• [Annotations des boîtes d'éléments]
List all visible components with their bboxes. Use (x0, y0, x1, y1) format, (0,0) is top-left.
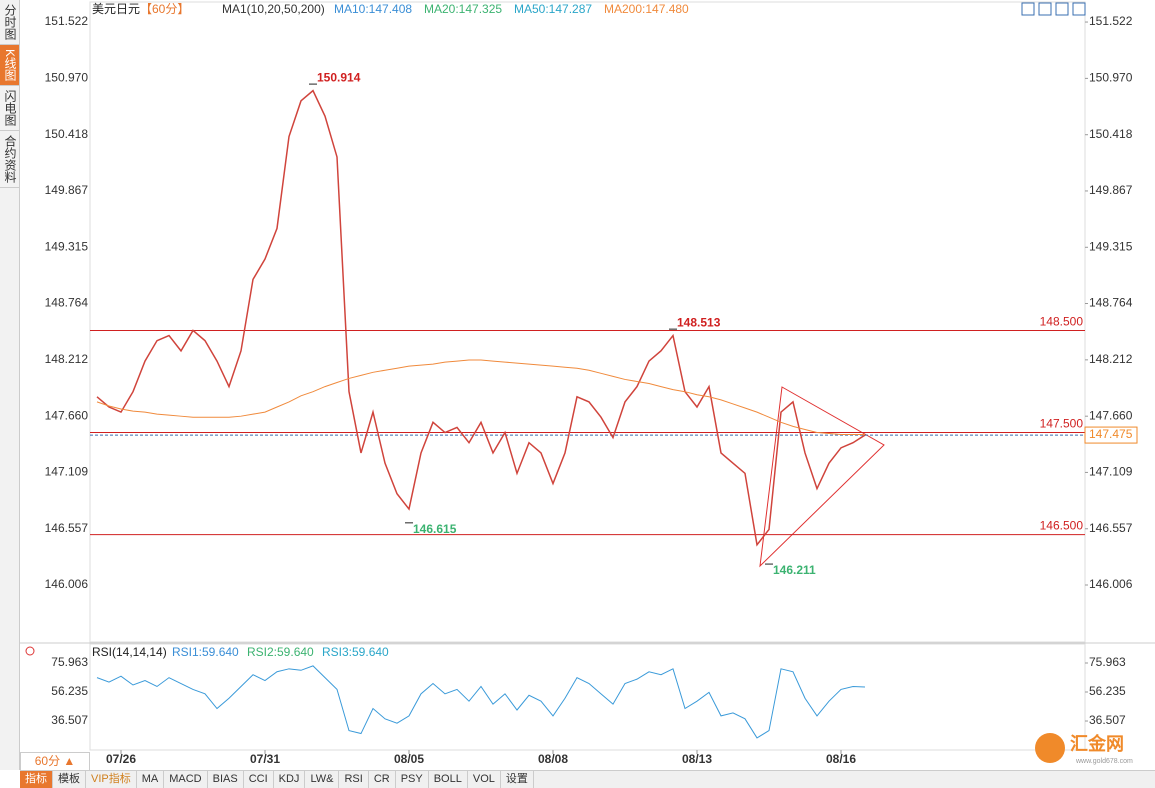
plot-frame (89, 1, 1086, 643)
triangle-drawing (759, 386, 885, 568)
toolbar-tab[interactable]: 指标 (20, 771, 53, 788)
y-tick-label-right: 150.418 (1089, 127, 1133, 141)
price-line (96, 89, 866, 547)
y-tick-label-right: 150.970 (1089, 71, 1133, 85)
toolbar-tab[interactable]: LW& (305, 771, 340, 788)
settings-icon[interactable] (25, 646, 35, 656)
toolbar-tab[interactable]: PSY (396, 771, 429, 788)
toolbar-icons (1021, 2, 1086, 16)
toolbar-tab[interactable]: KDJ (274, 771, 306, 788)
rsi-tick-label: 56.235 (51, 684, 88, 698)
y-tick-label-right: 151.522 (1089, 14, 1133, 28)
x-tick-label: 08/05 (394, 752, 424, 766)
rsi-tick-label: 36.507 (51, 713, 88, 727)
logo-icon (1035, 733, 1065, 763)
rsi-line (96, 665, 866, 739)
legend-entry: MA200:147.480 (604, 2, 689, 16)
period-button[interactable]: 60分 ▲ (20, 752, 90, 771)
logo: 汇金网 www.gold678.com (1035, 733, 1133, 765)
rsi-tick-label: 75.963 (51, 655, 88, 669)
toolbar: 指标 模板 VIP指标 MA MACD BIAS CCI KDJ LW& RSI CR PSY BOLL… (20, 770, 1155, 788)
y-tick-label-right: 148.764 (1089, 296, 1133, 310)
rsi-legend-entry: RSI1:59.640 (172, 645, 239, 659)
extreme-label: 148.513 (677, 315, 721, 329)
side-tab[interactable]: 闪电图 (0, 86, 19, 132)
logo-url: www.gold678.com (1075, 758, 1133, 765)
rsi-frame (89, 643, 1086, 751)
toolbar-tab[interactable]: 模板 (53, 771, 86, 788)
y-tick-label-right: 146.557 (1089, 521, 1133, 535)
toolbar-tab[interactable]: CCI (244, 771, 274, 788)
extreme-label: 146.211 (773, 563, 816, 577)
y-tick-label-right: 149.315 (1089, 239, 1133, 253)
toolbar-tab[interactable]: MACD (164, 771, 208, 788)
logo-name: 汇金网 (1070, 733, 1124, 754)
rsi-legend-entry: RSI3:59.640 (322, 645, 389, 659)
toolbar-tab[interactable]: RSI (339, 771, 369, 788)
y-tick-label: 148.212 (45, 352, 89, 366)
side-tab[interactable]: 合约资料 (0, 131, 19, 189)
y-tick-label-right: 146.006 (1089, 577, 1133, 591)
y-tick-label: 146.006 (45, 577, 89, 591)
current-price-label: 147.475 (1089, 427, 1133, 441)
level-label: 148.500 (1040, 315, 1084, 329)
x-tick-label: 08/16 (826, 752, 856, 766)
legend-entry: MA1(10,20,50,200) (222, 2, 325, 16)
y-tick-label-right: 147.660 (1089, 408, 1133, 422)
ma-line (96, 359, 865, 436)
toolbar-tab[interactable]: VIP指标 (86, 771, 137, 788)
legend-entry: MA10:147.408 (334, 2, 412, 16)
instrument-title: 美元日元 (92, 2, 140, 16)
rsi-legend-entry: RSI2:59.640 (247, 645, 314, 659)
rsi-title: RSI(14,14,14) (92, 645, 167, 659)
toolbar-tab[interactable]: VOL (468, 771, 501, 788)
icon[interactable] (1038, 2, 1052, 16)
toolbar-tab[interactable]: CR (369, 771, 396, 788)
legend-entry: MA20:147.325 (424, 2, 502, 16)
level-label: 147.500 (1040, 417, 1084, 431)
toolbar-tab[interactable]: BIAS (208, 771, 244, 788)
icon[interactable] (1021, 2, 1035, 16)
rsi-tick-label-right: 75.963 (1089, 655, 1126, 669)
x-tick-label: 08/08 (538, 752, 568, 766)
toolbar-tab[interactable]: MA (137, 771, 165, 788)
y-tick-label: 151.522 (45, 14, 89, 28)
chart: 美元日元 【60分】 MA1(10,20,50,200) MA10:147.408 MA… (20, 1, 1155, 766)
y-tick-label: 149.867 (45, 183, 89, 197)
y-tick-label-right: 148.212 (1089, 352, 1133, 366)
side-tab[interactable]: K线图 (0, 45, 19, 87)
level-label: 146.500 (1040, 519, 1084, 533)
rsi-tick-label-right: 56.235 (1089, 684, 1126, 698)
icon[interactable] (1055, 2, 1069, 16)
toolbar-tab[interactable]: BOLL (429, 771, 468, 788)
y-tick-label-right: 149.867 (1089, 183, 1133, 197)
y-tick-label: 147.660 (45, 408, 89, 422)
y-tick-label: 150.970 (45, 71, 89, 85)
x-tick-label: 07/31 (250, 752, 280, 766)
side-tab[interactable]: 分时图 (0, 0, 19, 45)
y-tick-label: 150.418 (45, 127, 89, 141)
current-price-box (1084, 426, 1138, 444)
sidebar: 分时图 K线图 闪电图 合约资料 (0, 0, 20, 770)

• [CONSIGNE]
Recopiez à l'identique toutes les lignes du document ci-dessus, sans reproduire les images.

• [CORRIGÉ]
List all visible components with their bboxes. Use (x0, y0, x1, y1) format, (0,0) is top-left.
plot-frame (89, 1, 1086, 643)
triangle-drawing (759, 386, 885, 568)
toolbar-tab[interactable]: 指标 (20, 771, 53, 788)
y-tick-label-right: 150.418 (1089, 127, 1133, 141)
price-line (96, 89, 866, 547)
y-tick-label-right: 150.970 (1089, 71, 1133, 85)
toolbar-tab[interactable]: LW& (305, 771, 340, 788)
settings-icon[interactable] (25, 646, 35, 656)
toolbar-tab[interactable]: PSY (396, 771, 429, 788)
toolbar-icons (1021, 2, 1086, 16)
toolbar-tab[interactable]: KDJ (274, 771, 306, 788)
rsi-tick-label: 56.235 (51, 684, 88, 698)
y-tick-label-right: 151.522 (1089, 14, 1133, 28)
x-tick-label: 08/05 (394, 752, 424, 766)
rsi-tick-label: 36.507 (51, 713, 88, 727)
logo-icon (1035, 733, 1065, 763)
rsi-line (96, 665, 866, 739)
legend-entry: MA200:147.480 (604, 2, 689, 16)
period-button[interactable]: 60分 ▲ (20, 752, 90, 771)
logo: 汇金网 www.gold678.com (1035, 733, 1133, 765)
rsi-tick-label: 75.963 (51, 655, 88, 669)
toolbar: 指标 模板 VIP指标 MA MACD BIAS CCI KDJ LW& RSI CR PSY BOLL… (20, 770, 1155, 788)
y-tick-label-right: 148.764 (1089, 296, 1133, 310)
rsi-legend-entry: RSI1:59.640 (172, 645, 239, 659)
extreme-label: 148.513 (677, 315, 721, 329)
side-tab[interactable]: 闪电图 (0, 86, 19, 132)
logo-url: www.gold678.com (1075, 758, 1133, 765)
rsi-frame (89, 643, 1086, 751)
toolbar-tab[interactable]: 模板 (53, 771, 86, 788)
y-tick-label-right: 146.557 (1089, 521, 1133, 535)
toolbar-tab[interactable]: CCI (244, 771, 274, 788)
extreme-label: 146.211 (773, 563, 816, 577)
y-tick-label-right: 149.315 (1089, 239, 1133, 253)
toolbar-tab[interactable]: MACD (164, 771, 208, 788)
logo-name: 汇金网 (1070, 733, 1124, 754)
rsi-legend-entry: RSI3:59.640 (322, 645, 389, 659)
toolbar-tab[interactable]: RSI (339, 771, 369, 788)
y-tick-label: 148.212 (45, 352, 89, 366)
side-tab[interactable]: 合约资料 (0, 131, 19, 189)
y-tick-label-right: 146.006 (1089, 577, 1133, 591)
y-tick-label: 146.006 (45, 577, 89, 591)
current-price-label: 147.475 (1089, 427, 1133, 441)
level-label: 148.500 (1040, 315, 1084, 329)
x-tick-label: 08/16 (826, 752, 856, 766)
legend-entry: MA1(10,20,50,200) (222, 2, 325, 16)
y-tick-label-right: 147.660 (1089, 408, 1133, 422)
ma-line (96, 359, 865, 436)
toolbar-tab[interactable]: VIP指标 (86, 771, 137, 788)
legend-entry: MA10:147.408 (334, 2, 412, 16)
instrument-title: 美元日元 (92, 2, 140, 16)
rsi-legend-entry: RSI2:59.640 (247, 645, 314, 659)
rsi-title: RSI(14,14,14) (92, 645, 167, 659)
toolbar-tab[interactable]: VOL (468, 771, 501, 788)
icon[interactable] (1038, 2, 1052, 16)
toolbar-tab[interactable]: CR (369, 771, 396, 788)
legend-entry: MA20:147.325 (424, 2, 502, 16)
level-label: 147.500 (1040, 417, 1084, 431)
toolbar-tab[interactable]: BIAS (208, 771, 244, 788)
icon[interactable] (1021, 2, 1035, 16)
rsi-tick-label-right: 75.963 (1089, 655, 1126, 669)
x-tick-label: 08/08 (538, 752, 568, 766)
toolbar-tab[interactable]: MA (137, 771, 165, 788)
y-tick-label: 151.522 (45, 14, 89, 28)
chart: 美元日元 【60分】 MA1(10,20,50,200) MA10:147.408 MA… (20, 1, 1155, 766)
y-tick-label: 149.867 (45, 183, 89, 197)
y-tick-label-right: 148.212 (1089, 352, 1133, 366)
side-tab[interactable]: K线图 (0, 45, 19, 87)
level-label: 146.500 (1040, 519, 1084, 533)
rsi-tick-label-right: 56.235 (1089, 684, 1126, 698)
icon[interactable] (1055, 2, 1069, 16)
toolbar-tab[interactable]: BOLL (429, 771, 468, 788)
y-tick-label-right: 149.867 (1089, 183, 1133, 197)
y-tick-label: 147.660 (45, 408, 89, 422)
y-tick-label: 150.970 (45, 71, 89, 85)
x-tick-label: 07/31 (250, 752, 280, 766)
side-tab[interactable]: 分时图 (0, 0, 19, 45)
y-tick-label: 150.418 (45, 127, 89, 141)
current-price-box (1084, 426, 1138, 444)
sidebar: 分时图 K线图 闪电图 合约资料 (0, 0, 20, 770)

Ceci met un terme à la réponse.